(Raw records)

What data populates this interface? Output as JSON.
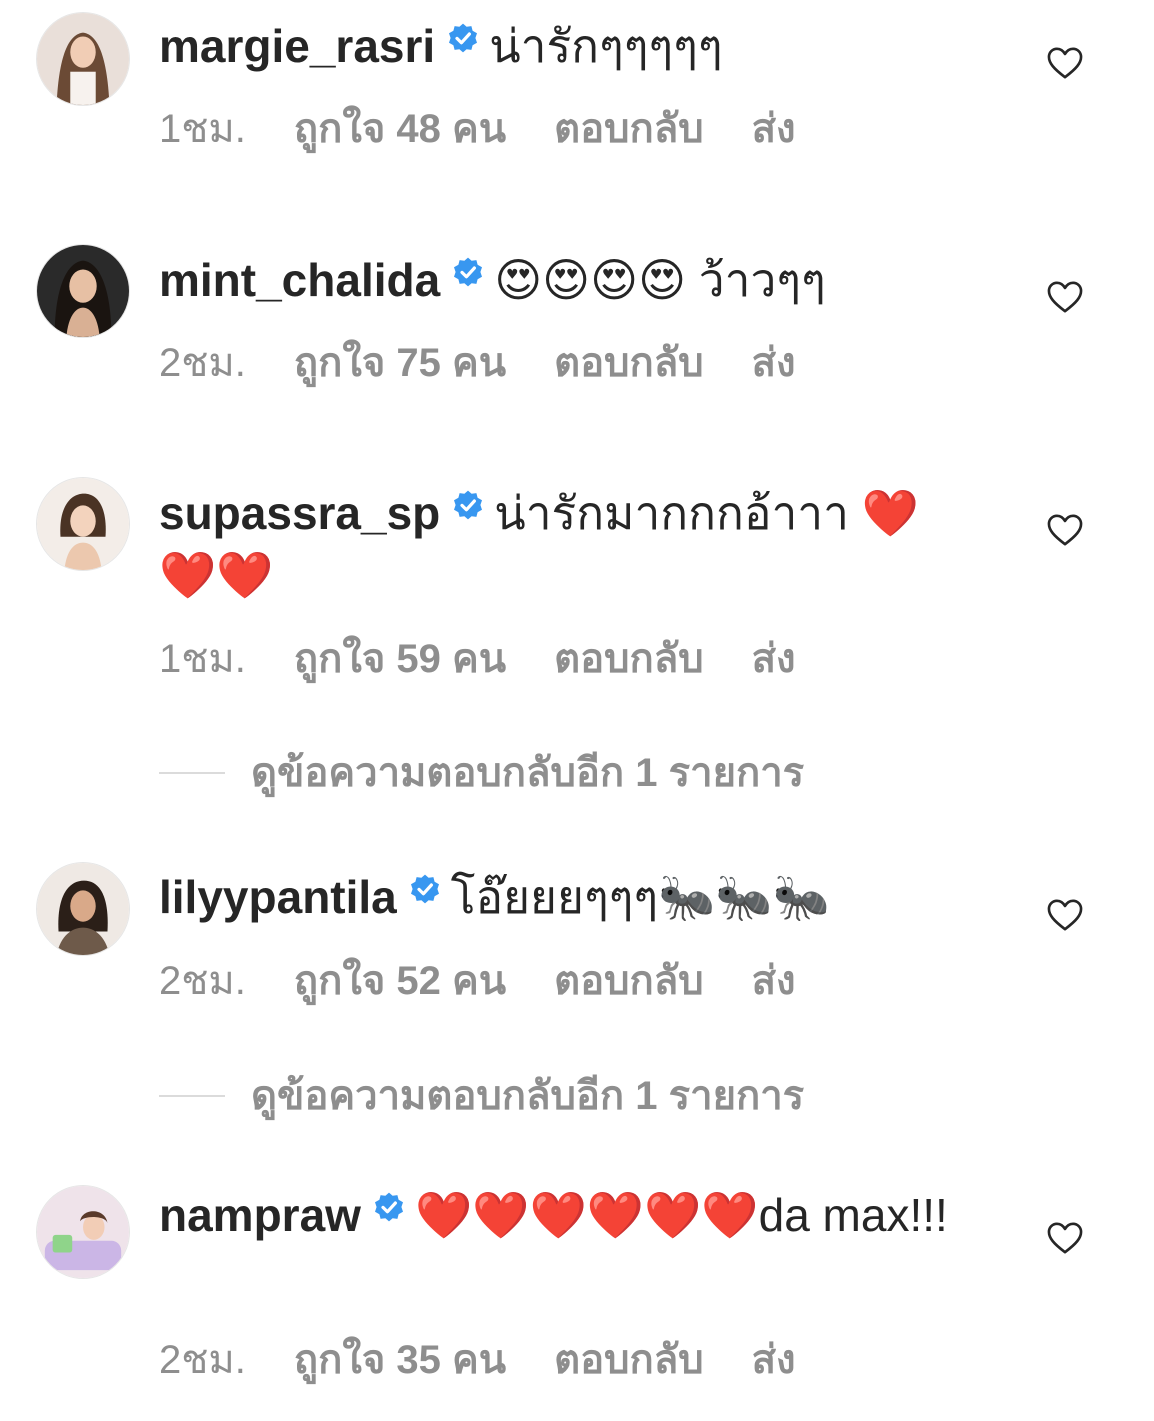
{
  "colors": {
    "text": "#262626",
    "muted": "#8e8e8e",
    "verified": "#3897f0",
    "divider": "#dbdbdb"
  },
  "comments": [
    {
      "username": "margie_rasri",
      "text": "น่ารักๆๆๆๆๆ",
      "time": "1ชม.",
      "likes": "ถูกใจ 48 คน",
      "reply": "ตอบกลับ",
      "send": "ส่ง",
      "verified_icon": "verified-badge-icon",
      "like_icon": "heart-outline-icon"
    },
    {
      "username": "mint_chalida",
      "text": "😍😍😍😍 ว้าวๆๆ",
      "time": "2ชม.",
      "likes": "ถูกใจ 75 คน",
      "reply": "ตอบกลับ",
      "send": "ส่ง",
      "verified_icon": "verified-badge-icon",
      "like_icon": "heart-outline-icon"
    },
    {
      "username": "supassra_sp",
      "text": "น่ารักมากกกอ้าาา ❤️❤️❤️",
      "time": "1ชม.",
      "likes": "ถูกใจ 59 คน",
      "reply": "ตอบกลับ",
      "send": "ส่ง",
      "view_replies": "ดูข้อความตอบกลับอีก 1 รายการ",
      "verified_icon": "verified-badge-icon",
      "like_icon": "heart-outline-icon"
    },
    {
      "username": "lilyypantila",
      "text": "โอ๊ยยยๆๆๆ🐜🐜🐜",
      "time": "2ชม.",
      "likes": "ถูกใจ 52 คน",
      "reply": "ตอบกลับ",
      "send": "ส่ง",
      "view_replies": "ดูข้อความตอบกลับอีก 1 รายการ",
      "verified_icon": "verified-badge-icon",
      "like_icon": "heart-outline-icon"
    },
    {
      "username": "nampraw",
      "text": "❤️❤️❤️❤️❤️❤️da max!!!",
      "time": "2ชม.",
      "likes": "ถูกใจ 35 คน",
      "reply": "ตอบกลับ",
      "send": "ส่ง",
      "verified_icon": "verified-badge-icon",
      "like_icon": "heart-outline-icon"
    }
  ]
}
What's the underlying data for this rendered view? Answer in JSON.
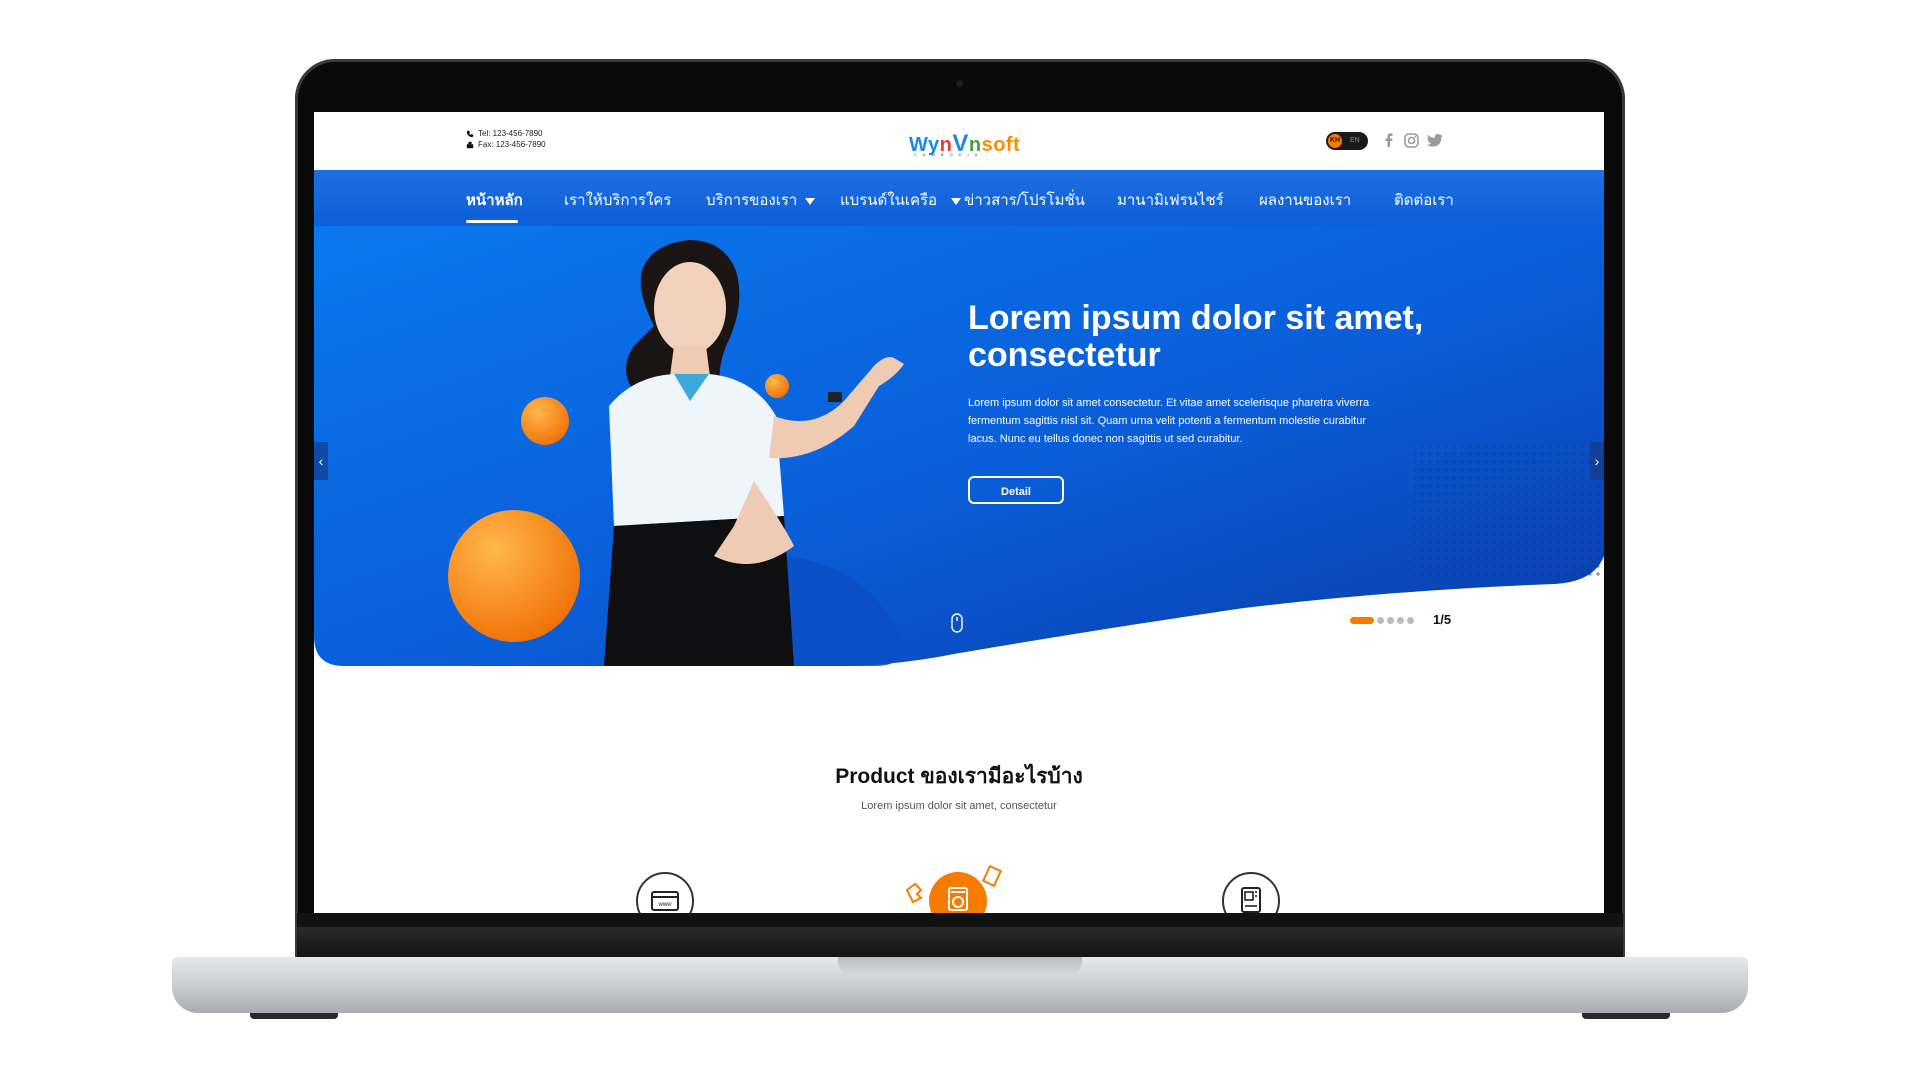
{
  "header": {
    "tel": "Tel: 123-456-7890",
    "fax": "Fax: 123-456-7890",
    "logo": {
      "w": "Wy",
      "n": "n",
      "v": "V",
      "n2": "n",
      "soft": "soft",
      "sub": "CAMBODIA"
    },
    "lang": {
      "kh": "KH",
      "en": "EN"
    }
  },
  "nav": {
    "items": [
      {
        "label": "หน้าหลัก"
      },
      {
        "label": "เราให้บริการใคร"
      },
      {
        "label": "บริการของเรา"
      },
      {
        "label": "แบรนด์ในเครือ"
      },
      {
        "label": "ข่าวสาร/โปรโมชั่น"
      },
      {
        "label": "มานามิเฟรนไชร์"
      },
      {
        "label": "ผลงานของเรา"
      },
      {
        "label": "ติดต่อเรา"
      }
    ]
  },
  "hero": {
    "title": "Lorem ipsum dolor sit amet, consectetur",
    "body": "Lorem ipsum dolor sit amet consectetur. Et vitae amet scelerisque pharetra viverra fermentum sagittis nisl sit. Quam urna velit potenti a fermentum molestie curabitur lacus. Nunc eu tellus donec non sagittis ut sed curabitur.",
    "button": "Detail",
    "counter": "1/5"
  },
  "products": {
    "title": "Product ของเรามีอะไรบ้าง",
    "subtitle": "Lorem ipsum dolor sit amet, consectetur"
  },
  "colors": {
    "brand_blue": "#0d5fdb",
    "accent_orange": "#f57c00"
  }
}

Exercise task: Omit the pictures and restate the rest of the records verbatim.

Exercise response:
What data populates this interface? Output as JSON.
{
  "colors": {
    "text": "#262626",
    "muted": "#8e8e8e",
    "verified": "#3897f0",
    "divider": "#dbdbdb"
  },
  "comments": [
    {
      "username": "margie_rasri",
      "text": "น่ารักๆๆๆๆๆ",
      "time": "1ชม.",
      "likes": "ถูกใจ 48 คน",
      "reply": "ตอบกลับ",
      "send": "ส่ง",
      "verified_icon": "verified-badge-icon",
      "like_icon": "heart-outline-icon"
    },
    {
      "username": "mint_chalida",
      "text": "😍😍😍😍 ว้าวๆๆ",
      "time": "2ชม.",
      "likes": "ถูกใจ 75 คน",
      "reply": "ตอบกลับ",
      "send": "ส่ง",
      "verified_icon": "verified-badge-icon",
      "like_icon": "heart-outline-icon"
    },
    {
      "username": "supassra_sp",
      "text": "น่ารักมากกกอ้าาา ❤️❤️❤️",
      "time": "1ชม.",
      "likes": "ถูกใจ 59 คน",
      "reply": "ตอบกลับ",
      "send": "ส่ง",
      "view_replies": "ดูข้อความตอบกลับอีก 1 รายการ",
      "verified_icon": "verified-badge-icon",
      "like_icon": "heart-outline-icon"
    },
    {
      "username": "lilyypantila",
      "text": "โอ๊ยยยๆๆๆ🐜🐜🐜",
      "time": "2ชม.",
      "likes": "ถูกใจ 52 คน",
      "reply": "ตอบกลับ",
      "send": "ส่ง",
      "view_replies": "ดูข้อความตอบกลับอีก 1 รายการ",
      "verified_icon": "verified-badge-icon",
      "like_icon": "heart-outline-icon"
    },
    {
      "username": "nampraw",
      "text": "❤️❤️❤️❤️❤️❤️da max!!!",
      "time": "2ชม.",
      "likes": "ถูกใจ 35 คน",
      "reply": "ตอบกลับ",
      "send": "ส่ง",
      "verified_icon": "verified-badge-icon",
      "like_icon": "heart-outline-icon"
    }
  ]
}
What's the underlying data for this rendered view? Answer in JSON.
{
  "header": {
    "tel": "Tel: 123-456-7890",
    "fax": "Fax: 123-456-7890",
    "logo": {
      "w": "Wy",
      "n": "n",
      "v": "V",
      "n2": "n",
      "soft": "soft",
      "sub": "CAMBODIA"
    },
    "lang": {
      "kh": "KH",
      "en": "EN"
    }
  },
  "nav": {
    "items": [
      {
        "label": "หน้าหลัก"
      },
      {
        "label": "เราให้บริการใคร"
      },
      {
        "label": "บริการของเรา"
      },
      {
        "label": "แบรนด์ในเครือ"
      },
      {
        "label": "ข่าวสาร/โปรโมชั่น"
      },
      {
        "label": "มานามิเฟรนไชร์"
      },
      {
        "label": "ผลงานของเรา"
      },
      {
        "label": "ติดต่อเรา"
      }
    ]
  },
  "hero": {
    "title": "Lorem ipsum dolor sit amet, consectetur",
    "body": "Lorem ipsum dolor sit amet consectetur. Et vitae amet scelerisque pharetra viverra fermentum sagittis nisl sit. Quam urna velit potenti a fermentum molestie curabitur lacus. Nunc eu tellus donec non sagittis ut sed curabitur.",
    "button": "Detail",
    "counter": "1/5"
  },
  "products": {
    "title": "Product ของเรามีอะไรบ้าง",
    "subtitle": "Lorem ipsum dolor sit amet, consectetur"
  },
  "colors": {
    "brand_blue": "#0d5fdb",
    "accent_orange": "#f57c00"
  }
}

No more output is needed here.